BEGIN Input data
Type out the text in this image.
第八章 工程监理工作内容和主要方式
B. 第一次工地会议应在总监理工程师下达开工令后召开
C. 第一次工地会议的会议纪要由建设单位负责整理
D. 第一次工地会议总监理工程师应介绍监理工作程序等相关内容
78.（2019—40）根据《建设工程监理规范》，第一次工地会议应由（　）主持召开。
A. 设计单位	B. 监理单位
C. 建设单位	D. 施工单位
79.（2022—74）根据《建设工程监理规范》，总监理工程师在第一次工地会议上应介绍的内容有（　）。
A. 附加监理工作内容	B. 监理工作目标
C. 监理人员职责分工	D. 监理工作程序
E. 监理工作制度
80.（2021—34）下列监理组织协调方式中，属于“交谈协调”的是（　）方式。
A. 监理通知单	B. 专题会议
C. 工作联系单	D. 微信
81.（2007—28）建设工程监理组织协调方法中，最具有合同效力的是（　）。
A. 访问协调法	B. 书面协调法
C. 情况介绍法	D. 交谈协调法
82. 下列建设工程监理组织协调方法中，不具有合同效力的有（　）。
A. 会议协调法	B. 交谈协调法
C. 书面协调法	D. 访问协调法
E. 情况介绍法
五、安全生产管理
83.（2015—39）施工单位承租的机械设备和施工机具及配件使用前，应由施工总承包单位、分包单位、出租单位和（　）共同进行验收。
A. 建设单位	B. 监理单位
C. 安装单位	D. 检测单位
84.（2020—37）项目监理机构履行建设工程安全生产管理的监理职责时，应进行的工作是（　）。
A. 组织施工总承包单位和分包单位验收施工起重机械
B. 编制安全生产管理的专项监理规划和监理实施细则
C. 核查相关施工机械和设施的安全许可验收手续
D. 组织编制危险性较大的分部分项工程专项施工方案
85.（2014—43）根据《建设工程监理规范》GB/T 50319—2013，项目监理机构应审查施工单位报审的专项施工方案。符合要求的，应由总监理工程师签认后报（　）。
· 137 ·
END Input data
## What you are asked to do
Every line of the data above should be reproduced word for word.

## Answer to this problem
Type out the text in this image.
第八章 工程监理工作内容和主要方式
B. 第一次工地会议应在总监理工程师下达开工令后召开
C. 第一次工地会议的会议纪要由建设单位负责整理
D. 第一次工地会议总监理工程师应介绍监理工作程序等相关内容
78.（2019—40）根据《建设工程监理规范》，第一次工地会议应由（　）主持召开。
A. 设计单位	B. 监理单位
C. 建设单位	D. 施工单位
79.（2022—74）根据《建设工程监理规范》，总监理工程师在第一次工地会议上应介绍的内容有（　）。
A. 附加监理工作内容	B. 监理工作目标
C. 监理人员职责分工	D. 监理工作程序
E. 监理工作制度
80.（2021—34）下列监理组织协调方式中，属于“交谈协调”的是（　）方式。
A. 监理通知单	B. 专题会议
C. 工作联系单	D. 微信
81.（2007—28）建设工程监理组织协调方法中，最具有合同效力的是（　）。
A. 访问协调法	B. 书面协调法
C. 情况介绍法	D. 交谈协调法
82. 下列建设工程监理组织协调方法中，不具有合同效力的有（　）。
A. 会议协调法	B. 交谈协调法
C. 书面协调法	D. 访问协调法
E. 情况介绍法
五、安全生产管理
83.（2015—39）施工单位承租的机械设备和施工机具及配件使用前，应由施工总承包单位、分包单位、出租单位和（　）共同进行验收。
A. 建设单位	B. 监理单位
C. 安装单位	D. 检测单位
84.（2020—37）项目监理机构履行建设工程安全生产管理的监理职责时，应进行的工作是（　）。
A. 组织施工总承包单位和分包单位验收施工起重机械
B. 编制安全生产管理的专项监理规划和监理实施细则
C. 核查相关施工机械和设施的安全许可验收手续
D. 组织编制危险性较大的分部分项工程专项施工方案
85.（2014—43）根据《建设工程监理规范》GB/T 50319—2013，项目监理机构应审查施工单位报审的专项施工方案。符合要求的，应由总监理工程师签认后报（　）。
· 137 ·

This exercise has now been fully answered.